> **Task goal**:
Select every line below that contains the word "axis", and copy each such line in full.

++++ Data to use ++++

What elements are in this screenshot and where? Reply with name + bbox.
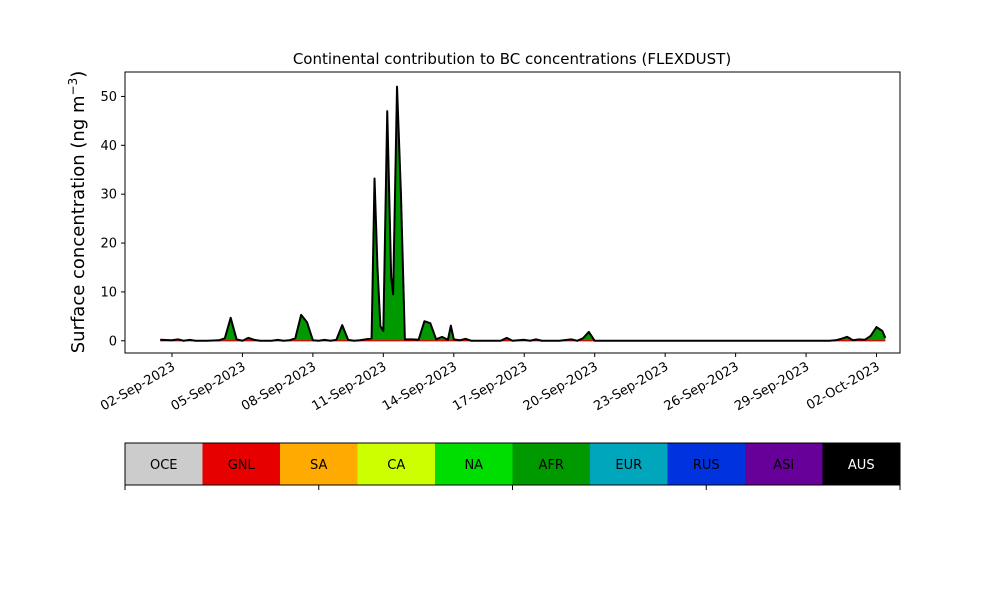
x-tick-label: 05-Sep-2023 (169, 359, 249, 414)
x-tick-label: 20-Sep-2023 (521, 359, 601, 414)
legend-swatch-asi (745, 443, 823, 485)
legend-label-sa: SA (310, 458, 327, 473)
series-line-total (160, 85, 887, 342)
legend-label-afr: AFR (539, 458, 564, 473)
x-tick-label: 02-Oct-2023 (804, 359, 882, 413)
x-tick-label: 23-Sep-2023 (591, 359, 671, 414)
y-tick-label: 0 (109, 334, 117, 349)
legend-swatch-afr (512, 443, 591, 485)
legend-swatch-sa (280, 443, 358, 485)
y-axis-label-close: ) (68, 71, 89, 78)
plot-frame (124, 71, 901, 354)
x-tick-label: 08-Sep-2023 (239, 359, 319, 414)
x-tick-label: 26-Sep-2023 (662, 359, 742, 414)
legend-label-oce: OCE (150, 458, 178, 473)
x-tick-label: 11-Sep-2023 (310, 359, 390, 414)
legend-label-aus: AUS (848, 458, 875, 473)
legend-label-na: NA (464, 458, 483, 473)
series-area-afr (160, 86, 886, 341)
legend-swatch-eur (590, 443, 668, 485)
chart-title: Continental contribution to BC concentra… (293, 50, 731, 68)
legend-label-ca: CA (387, 458, 405, 473)
legend-label-eur: EUR (615, 458, 642, 473)
x-tick-label: 29-Sep-2023 (732, 359, 812, 414)
legend-swatch-gnl (202, 443, 281, 485)
y-tick-label: 50 (100, 90, 117, 105)
legend-label-rus: RUS (693, 458, 720, 473)
y-tick-label: 20 (100, 237, 117, 252)
y-axis-label: Surface concentration (ng m−3) (66, 71, 89, 354)
legend-swatch-ca (357, 443, 436, 485)
y-axis-label-text: Surface concentration (ng m (68, 95, 89, 353)
y-axis-label-unit: −3 (66, 78, 80, 96)
x-tick-label: 17-Sep-2023 (450, 359, 530, 414)
y-tick-label: 10 (100, 285, 117, 300)
plot-area (124, 71, 901, 354)
x-tick-label: 14-Sep-2023 (380, 359, 460, 414)
x-tick-label: 02-Sep-2023 (98, 359, 178, 414)
legend-swatch-na (435, 443, 513, 485)
y-tick-label: 30 (100, 188, 117, 203)
legend-swatch-rus (667, 443, 746, 485)
legend: OCE GNL SA CA NA AFR EUR RUS ASI AUS (124, 442, 901, 490)
y-tick-label: 40 (100, 139, 117, 154)
legend-label-asi: ASI (773, 458, 794, 473)
legend-swatch-aus (822, 443, 901, 485)
legend-swatch-oce (125, 443, 203, 485)
legend-label-gnl: GNL (228, 458, 256, 473)
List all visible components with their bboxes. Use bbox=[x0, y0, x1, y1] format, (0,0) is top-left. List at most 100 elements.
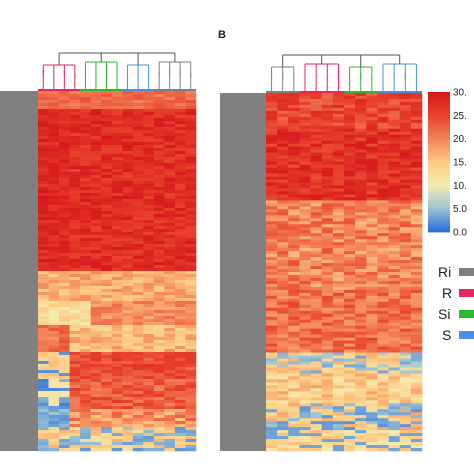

++++

> **Solution below**:
y-axis-label-close: ) (68, 71, 89, 78)
y-axis-label: Surface concentration (ng m−3) (66, 71, 89, 354)
y-axis-label-text: Surface concentration (ng m (68, 95, 89, 353)
y-axis-label-unit: −3 (66, 78, 80, 96)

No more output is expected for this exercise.